*** Exercise material
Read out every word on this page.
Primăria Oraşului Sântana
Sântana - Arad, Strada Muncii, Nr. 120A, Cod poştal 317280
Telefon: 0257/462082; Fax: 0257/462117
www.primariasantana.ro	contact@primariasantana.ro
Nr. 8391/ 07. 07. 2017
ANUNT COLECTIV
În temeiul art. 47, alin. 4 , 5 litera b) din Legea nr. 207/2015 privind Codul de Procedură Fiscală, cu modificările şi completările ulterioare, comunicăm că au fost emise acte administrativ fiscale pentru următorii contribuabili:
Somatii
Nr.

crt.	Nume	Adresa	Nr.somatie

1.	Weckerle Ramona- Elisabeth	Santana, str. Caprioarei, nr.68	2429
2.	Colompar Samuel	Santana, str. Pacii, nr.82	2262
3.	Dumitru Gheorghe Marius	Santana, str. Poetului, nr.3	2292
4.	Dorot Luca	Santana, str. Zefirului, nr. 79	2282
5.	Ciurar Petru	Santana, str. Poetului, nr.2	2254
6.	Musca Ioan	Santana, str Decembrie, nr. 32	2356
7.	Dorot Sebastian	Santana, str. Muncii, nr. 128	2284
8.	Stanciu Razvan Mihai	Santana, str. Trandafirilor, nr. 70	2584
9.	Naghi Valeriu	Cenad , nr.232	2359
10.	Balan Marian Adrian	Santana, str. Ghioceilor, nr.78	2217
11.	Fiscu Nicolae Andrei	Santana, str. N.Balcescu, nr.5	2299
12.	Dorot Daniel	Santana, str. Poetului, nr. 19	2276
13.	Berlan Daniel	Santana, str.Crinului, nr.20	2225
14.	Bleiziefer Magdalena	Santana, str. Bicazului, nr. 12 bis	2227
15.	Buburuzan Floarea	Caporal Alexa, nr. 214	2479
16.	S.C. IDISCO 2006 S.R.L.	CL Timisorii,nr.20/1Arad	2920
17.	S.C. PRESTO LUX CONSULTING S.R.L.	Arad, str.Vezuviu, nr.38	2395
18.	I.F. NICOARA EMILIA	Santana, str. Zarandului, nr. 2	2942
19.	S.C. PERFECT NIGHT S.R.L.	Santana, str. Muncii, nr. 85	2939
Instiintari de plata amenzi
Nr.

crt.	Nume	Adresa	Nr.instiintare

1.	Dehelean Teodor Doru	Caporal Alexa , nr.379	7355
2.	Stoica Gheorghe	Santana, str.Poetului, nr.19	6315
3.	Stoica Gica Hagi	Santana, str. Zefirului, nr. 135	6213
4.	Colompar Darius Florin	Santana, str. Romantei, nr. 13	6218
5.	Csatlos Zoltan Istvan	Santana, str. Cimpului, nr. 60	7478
******
■ **Stated task**: Search the data above for the word "Gheorghe", then gather each line in which it appears.

■ **Problem solution**:
3.	Dumitru Gheorghe Marius	Santana, str. Poetului, nr.3	2292
2.	Stoica Gheorghe	Santana, str.Poetului, nr.19	6315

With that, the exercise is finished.